===== RECORD EXCERPTS =====

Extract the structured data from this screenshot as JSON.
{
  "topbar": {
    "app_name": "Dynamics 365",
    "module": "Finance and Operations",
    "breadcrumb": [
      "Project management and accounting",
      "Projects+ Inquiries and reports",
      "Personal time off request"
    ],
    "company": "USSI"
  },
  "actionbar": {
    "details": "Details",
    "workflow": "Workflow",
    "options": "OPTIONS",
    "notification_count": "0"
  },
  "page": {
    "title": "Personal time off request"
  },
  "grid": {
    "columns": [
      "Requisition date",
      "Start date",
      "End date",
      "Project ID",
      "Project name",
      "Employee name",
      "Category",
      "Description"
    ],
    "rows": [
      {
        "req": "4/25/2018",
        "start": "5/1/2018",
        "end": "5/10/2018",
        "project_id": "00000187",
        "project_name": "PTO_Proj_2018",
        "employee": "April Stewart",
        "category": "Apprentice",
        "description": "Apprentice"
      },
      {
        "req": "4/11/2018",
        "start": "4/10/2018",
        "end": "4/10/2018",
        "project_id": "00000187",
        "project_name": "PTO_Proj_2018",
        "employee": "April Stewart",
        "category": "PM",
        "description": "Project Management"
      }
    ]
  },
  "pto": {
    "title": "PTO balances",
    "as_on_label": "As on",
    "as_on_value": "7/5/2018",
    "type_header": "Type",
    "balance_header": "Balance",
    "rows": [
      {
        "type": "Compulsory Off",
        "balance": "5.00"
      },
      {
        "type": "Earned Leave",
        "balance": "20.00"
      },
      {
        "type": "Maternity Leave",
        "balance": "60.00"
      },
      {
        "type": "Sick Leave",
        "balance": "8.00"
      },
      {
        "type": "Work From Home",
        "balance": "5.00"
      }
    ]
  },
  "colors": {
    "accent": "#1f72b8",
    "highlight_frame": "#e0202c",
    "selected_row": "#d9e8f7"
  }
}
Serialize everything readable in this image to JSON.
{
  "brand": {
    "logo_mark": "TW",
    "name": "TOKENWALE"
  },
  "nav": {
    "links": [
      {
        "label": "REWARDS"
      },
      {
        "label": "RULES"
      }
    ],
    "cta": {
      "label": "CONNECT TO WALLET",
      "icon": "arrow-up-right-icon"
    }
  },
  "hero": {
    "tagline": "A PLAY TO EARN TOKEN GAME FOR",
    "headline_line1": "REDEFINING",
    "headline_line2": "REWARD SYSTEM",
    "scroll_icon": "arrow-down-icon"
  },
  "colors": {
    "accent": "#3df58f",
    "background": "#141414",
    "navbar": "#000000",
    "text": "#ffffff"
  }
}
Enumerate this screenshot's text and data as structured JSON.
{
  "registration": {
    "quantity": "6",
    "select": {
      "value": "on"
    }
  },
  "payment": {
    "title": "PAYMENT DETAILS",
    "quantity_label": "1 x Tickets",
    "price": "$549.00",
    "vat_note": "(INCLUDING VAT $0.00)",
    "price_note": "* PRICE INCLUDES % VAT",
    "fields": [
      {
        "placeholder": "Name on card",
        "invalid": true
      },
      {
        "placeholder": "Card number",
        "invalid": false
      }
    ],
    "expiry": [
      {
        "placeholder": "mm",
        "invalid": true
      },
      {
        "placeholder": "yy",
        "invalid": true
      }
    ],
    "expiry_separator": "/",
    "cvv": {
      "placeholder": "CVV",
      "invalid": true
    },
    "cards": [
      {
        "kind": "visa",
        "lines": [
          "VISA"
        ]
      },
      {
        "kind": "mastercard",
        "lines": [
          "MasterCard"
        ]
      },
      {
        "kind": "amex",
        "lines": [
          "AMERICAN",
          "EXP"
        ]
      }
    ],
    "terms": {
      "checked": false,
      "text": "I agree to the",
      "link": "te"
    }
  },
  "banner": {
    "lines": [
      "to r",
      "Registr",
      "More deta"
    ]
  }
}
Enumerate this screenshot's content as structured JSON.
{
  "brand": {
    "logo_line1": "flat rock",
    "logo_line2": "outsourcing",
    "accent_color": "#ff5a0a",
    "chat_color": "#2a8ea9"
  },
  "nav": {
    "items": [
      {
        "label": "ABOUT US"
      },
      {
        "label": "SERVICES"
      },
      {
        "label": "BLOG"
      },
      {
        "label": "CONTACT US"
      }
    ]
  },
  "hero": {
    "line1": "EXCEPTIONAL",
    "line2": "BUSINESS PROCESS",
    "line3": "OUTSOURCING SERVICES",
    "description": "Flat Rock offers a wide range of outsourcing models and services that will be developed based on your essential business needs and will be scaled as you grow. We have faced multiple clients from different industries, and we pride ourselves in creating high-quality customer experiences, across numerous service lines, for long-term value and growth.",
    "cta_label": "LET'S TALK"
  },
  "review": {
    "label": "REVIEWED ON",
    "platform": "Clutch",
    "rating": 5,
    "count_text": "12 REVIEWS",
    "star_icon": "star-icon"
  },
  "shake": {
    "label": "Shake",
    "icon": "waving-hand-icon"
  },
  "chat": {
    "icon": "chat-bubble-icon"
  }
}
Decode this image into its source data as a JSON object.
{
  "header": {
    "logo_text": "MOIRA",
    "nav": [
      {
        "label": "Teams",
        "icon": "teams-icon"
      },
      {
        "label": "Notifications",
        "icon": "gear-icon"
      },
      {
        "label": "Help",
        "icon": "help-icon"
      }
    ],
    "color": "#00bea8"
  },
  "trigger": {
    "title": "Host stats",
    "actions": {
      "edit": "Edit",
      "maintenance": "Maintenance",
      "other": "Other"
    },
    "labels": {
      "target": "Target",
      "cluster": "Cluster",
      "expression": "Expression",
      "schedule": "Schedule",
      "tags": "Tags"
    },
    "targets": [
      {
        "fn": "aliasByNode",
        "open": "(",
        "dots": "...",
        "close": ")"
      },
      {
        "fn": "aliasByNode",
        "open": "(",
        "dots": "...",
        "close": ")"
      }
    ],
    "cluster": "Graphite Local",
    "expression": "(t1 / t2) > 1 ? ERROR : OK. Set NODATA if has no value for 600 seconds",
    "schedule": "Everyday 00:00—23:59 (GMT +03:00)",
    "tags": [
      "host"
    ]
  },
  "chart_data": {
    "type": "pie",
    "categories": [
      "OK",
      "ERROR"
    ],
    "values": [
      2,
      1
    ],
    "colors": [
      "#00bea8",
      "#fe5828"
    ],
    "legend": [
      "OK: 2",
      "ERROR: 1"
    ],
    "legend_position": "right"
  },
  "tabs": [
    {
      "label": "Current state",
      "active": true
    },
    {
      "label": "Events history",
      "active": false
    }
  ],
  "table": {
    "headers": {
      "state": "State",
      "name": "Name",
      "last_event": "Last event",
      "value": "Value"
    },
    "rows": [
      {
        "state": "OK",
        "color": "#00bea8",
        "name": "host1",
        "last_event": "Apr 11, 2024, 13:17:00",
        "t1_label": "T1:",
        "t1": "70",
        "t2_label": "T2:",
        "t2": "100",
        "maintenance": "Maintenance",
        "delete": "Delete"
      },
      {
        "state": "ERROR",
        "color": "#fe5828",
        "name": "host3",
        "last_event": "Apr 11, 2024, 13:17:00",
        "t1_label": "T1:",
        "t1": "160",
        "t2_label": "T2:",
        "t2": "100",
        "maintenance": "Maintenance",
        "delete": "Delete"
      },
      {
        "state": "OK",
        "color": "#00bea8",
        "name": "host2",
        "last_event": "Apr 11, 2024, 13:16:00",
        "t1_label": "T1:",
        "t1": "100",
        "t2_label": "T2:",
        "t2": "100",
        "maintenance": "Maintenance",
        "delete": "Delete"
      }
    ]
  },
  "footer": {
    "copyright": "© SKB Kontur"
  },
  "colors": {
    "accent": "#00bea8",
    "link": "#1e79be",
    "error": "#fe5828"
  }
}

=====

• _THE REQUEST_: Set down the material above again, word for word.

• _FINISHED EXERCISE_:
Extract the structured data from this screenshot as JSON.
{
  "topbar": {
    "app_name": "Dynamics 365",
    "module": "Finance and Operations",
    "breadcrumb": [
      "Project management and accounting",
      "Projects+ Inquiries and reports",
      "Personal time off request"
    ],
    "company": "USSI"
  },
  "actionbar": {
    "details": "Details",
    "workflow": "Workflow",
    "options": "OPTIONS",
    "notification_count": "0"
  },
  "page": {
    "title": "Personal time off request"
  },
  "grid": {
    "columns": [
      "Requisition date",
      "Start date",
      "End date",
      "Project ID",
      "Project name",
      "Employee name",
      "Category",
      "Description"
    ],
    "rows": [
      {
        "req": "4/25/2018",
        "start": "5/1/2018",
        "end": "5/10/2018",
        "project_id": "00000187",
        "project_name": "PTO_Proj_2018",
        "employee": "April Stewart",
        "category": "Apprentice",
        "description": "Apprentice"
      },
      {
        "req": "4/11/2018",
        "start": "4/10/2018",
        "end": "4/10/2018",
        "project_id": "00000187",
        "project_name": "PTO_Proj_2018",
        "employee": "April Stewart",
        "category": "PM",
        "description": "Project Management"
      }
    ]
  },
  "pto": {
    "title": "PTO balances",
    "as_on_label": "As on",
    "as_on_value": "7/5/2018",
    "type_header": "Type",
    "balance_header": "Balance",
    "rows": [
      {
        "type": "Compulsory Off",
        "balance": "5.00"
      },
      {
        "type": "Earned Leave",
        "balance": "20.00"
      },
      {
        "type": "Maternity Leave",
        "balance": "60.00"
      },
      {
        "type": "Sick Leave",
        "balance": "8.00"
      },
      {
        "type": "Work From Home",
        "balance": "5.00"
      }
    ]
  },
  "colors": {
    "accent": "#1f72b8",
    "highlight_frame": "#e0202c",
    "selected_row": "#d9e8f7"
  }
}
Serialize everything readable in this image to JSON.
{
  "brand": {
    "logo_mark": "TW",
    "name": "TOKENWALE"
  },
  "nav": {
    "links": [
      {
        "label": "REWARDS"
      },
      {
        "label": "RULES"
      }
    ],
    "cta": {
      "label": "CONNECT TO WALLET",
      "icon": "arrow-up-right-icon"
    }
  },
  "hero": {
    "tagline": "A PLAY TO EARN TOKEN GAME FOR",
    "headline_line1": "REDEFINING",
    "headline_line2": "REWARD SYSTEM",
    "scroll_icon": "arrow-down-icon"
  },
  "colors": {
    "accent": "#3df58f",
    "background": "#141414",
    "navbar": "#000000",
    "text": "#ffffff"
  }
}
Enumerate this screenshot's text and data as structured JSON.
{
  "registration": {
    "quantity": "6",
    "select": {
      "value": "on"
    }
  },
  "payment": {
    "title": "PAYMENT DETAILS",
    "quantity_label": "1 x Tickets",
    "price": "$549.00",
    "vat_note": "(INCLUDING VAT $0.00)",
    "price_note": "* PRICE INCLUDES % VAT",
    "fields": [
      {
        "placeholder": "Name on card",
        "invalid": true
      },
      {
        "placeholder": "Card number",
        "invalid": false
      }
    ],
    "expiry": [
      {
        "placeholder": "mm",
        "invalid": true
      },
      {
        "placeholder": "yy",
        "invalid": true
      }
    ],
    "expiry_separator": "/",
    "cvv": {
      "placeholder": "CVV",
      "invalid": true
    },
    "cards": [
      {
        "kind": "visa",
        "lines": [
          "VISA"
        ]
      },
      {
        "kind": "mastercard",
        "lines": [
          "MasterCard"
        ]
      },
      {
        "kind": "amex",
        "lines": [
          "AMERICAN",
          "EXP"
        ]
      }
    ],
    "terms": {
      "checked": false,
      "text": "I agree to the",
      "link": "te"
    }
  },
  "banner": {
    "lines": [
      "to r",
      "Registr",
      "More deta"
    ]
  }
}
Enumerate this screenshot's content as structured JSON.
{
  "brand": {
    "logo_line1": "flat rock",
    "logo_line2": "outsourcing",
    "accent_color": "#ff5a0a",
    "chat_color": "#2a8ea9"
  },
  "nav": {
    "items": [
      {
        "label": "ABOUT US"
      },
      {
        "label": "SERVICES"
      },
      {
        "label": "BLOG"
      },
      {
        "label": "CONTACT US"
      }
    ]
  },
  "hero": {
    "line1": "EXCEPTIONAL",
    "line2": "BUSINESS PROCESS",
    "line3": "OUTSOURCING SERVICES",
    "description": "Flat Rock offers a wide range of outsourcing models and services that will be developed based on your essential business needs and will be scaled as you grow. We have faced multiple clients from different industries, and we pride ourselves in creating high-quality customer experiences, across numerous service lines, for long-term value and growth.",
    "cta_label": "LET'S TALK"
  },
  "review": {
    "label": "REVIEWED ON",
    "platform": "Clutch",
    "rating": 5,
    "count_text": "12 REVIEWS",
    "star_icon": "star-icon"
  },
  "shake": {
    "label": "Shake",
    "icon": "waving-hand-icon"
  },
  "chat": {
    "icon": "chat-bubble-icon"
  }
}
Decode this image into its source data as a JSON object.
{
  "header": {
    "logo_text": "MOIRA",
    "nav": [
      {
        "label": "Teams",
        "icon": "teams-icon"
      },
      {
        "label": "Notifications",
        "icon": "gear-icon"
      },
      {
        "label": "Help",
        "icon": "help-icon"
      }
    ],
    "color": "#00bea8"
  },
  "trigger": {
    "title": "Host stats",
    "actions": {
      "edit": "Edit",
      "maintenance": "Maintenance",
      "other": "Other"
    },
    "labels": {
      "target": "Target",
      "cluster": "Cluster",
      "expression": "Expression",
      "schedule": "Schedule",
      "tags": "Tags"
    },
    "targets": [
      {
        "fn": "aliasByNode",
        "open": "(",
        "dots": "...",
        "close": ")"
      },
      {
        "fn": "aliasByNode",
        "open": "(",
        "dots": "...",
        "close": ")"
      }
    ],
    "cluster": "Graphite Local",
    "expression": "(t1 / t2) > 1 ? ERROR : OK. Set NODATA if has no value for 600 seconds",
    "schedule": "Everyday 00:00—23:59 (GMT +03:00)",
    "tags": [
      "host"
    ]
  },
  "chart_data": {
    "type": "pie",
    "categories": [
      "OK",
      "ERROR"
    ],
    "values": [
      2,
      1
    ],
    "colors": [
      "#00bea8",
      "#fe5828"
    ],
    "legend": [
      "OK: 2",
      "ERROR: 1"
    ],
    "legend_position": "right"
  },
  "tabs": [
    {
      "label": "Current state",
      "active": true
    },
    {
      "label": "Events history",
      "active": false
    }
  ],
  "table": {
    "headers": {
      "state": "State",
      "name": "Name",
      "last_event": "Last event",
      "value": "Value"
    },
    "rows": [
      {
        "state": "OK",
        "color": "#00bea8",
        "name": "host1",
        "last_event": "Apr 11, 2024, 13:17:00",
        "t1_label": "T1:",
        "t1": "70",
        "t2_label": "T2:",
        "t2": "100",
        "maintenance": "Maintenance",
        "delete": "Delete"
      },
      {
        "state": "ERROR",
        "color": "#fe5828",
        "name": "host3",
        "last_event": "Apr 11, 2024, 13:17:00",
        "t1_label": "T1:",
        "t1": "160",
        "t2_label": "T2:",
        "t2": "100",
        "maintenance": "Maintenance",
        "delete": "Delete"
      },
      {
        "state": "OK",
        "color": "#00bea8",
        "name": "host2",
        "last_event": "Apr 11, 2024, 13:16:00",
        "t1_label": "T1:",
        "t1": "100",
        "t2_label": "T2:",
        "t2": "100",
        "maintenance": "Maintenance",
        "delete": "Delete"
      }
    ]
  },
  "footer": {
    "copyright": "© SKB Kontur"
  },
  "colors": {
    "accent": "#00bea8",
    "link": "#1e79be",
    "error": "#fe5828"
  }
}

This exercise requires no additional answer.